Stated problem:
Check every line below for the string "ствола", and copy the lines that contain it.

== The data ==

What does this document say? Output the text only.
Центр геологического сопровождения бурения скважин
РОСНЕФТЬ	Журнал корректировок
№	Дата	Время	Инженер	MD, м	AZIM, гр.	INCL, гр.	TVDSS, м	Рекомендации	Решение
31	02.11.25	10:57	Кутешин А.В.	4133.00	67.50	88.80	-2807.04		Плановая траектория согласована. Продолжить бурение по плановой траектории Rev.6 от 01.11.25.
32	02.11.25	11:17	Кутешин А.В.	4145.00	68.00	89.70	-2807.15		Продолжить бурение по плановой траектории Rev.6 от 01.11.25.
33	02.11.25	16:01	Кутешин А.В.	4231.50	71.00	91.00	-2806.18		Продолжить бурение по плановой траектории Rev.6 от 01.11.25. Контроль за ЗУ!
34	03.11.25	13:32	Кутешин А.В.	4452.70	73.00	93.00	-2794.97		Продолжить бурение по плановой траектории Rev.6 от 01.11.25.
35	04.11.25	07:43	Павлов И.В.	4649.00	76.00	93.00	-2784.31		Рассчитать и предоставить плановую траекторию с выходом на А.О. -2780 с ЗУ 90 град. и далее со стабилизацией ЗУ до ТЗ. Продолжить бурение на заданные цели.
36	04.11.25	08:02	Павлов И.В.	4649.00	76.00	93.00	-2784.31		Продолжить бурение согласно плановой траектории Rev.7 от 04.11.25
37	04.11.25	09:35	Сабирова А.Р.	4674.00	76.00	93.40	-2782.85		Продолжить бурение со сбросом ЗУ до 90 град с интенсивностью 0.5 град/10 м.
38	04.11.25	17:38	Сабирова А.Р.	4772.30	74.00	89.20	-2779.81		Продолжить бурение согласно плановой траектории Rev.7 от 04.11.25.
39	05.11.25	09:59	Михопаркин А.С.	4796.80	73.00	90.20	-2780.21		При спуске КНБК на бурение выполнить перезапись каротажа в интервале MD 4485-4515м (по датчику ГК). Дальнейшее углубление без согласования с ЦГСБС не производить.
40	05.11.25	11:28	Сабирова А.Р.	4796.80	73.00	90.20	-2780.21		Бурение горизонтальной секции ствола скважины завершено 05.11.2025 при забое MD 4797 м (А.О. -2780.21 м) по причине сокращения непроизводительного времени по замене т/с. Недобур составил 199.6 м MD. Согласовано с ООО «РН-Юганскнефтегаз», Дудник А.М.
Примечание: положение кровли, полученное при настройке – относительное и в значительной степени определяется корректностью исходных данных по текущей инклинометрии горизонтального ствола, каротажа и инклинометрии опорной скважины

===

Written solution:
40	05.11.25	11:28	Сабирова А.Р.	4796.80	73.00	90.20	-2780.21		Бурение горизонтальной секции ствола скважины завершено 05.11.2025 при забое MD 4797 м (А.О. -2780.21 м) по причине сокращения непроизводительного времени по замене т/с. Недобур составил 199.6 м MD. Согласовано с ООО «РН-Юганскнефтегаз», Дудник А.М.
Примечание: положение кровли, полученное при настройке – относительное и в значительной степени определяется корректностью исходных данных по текущей инклинометрии горизонтального ствола, каротажа и инклинометрии опорной скважины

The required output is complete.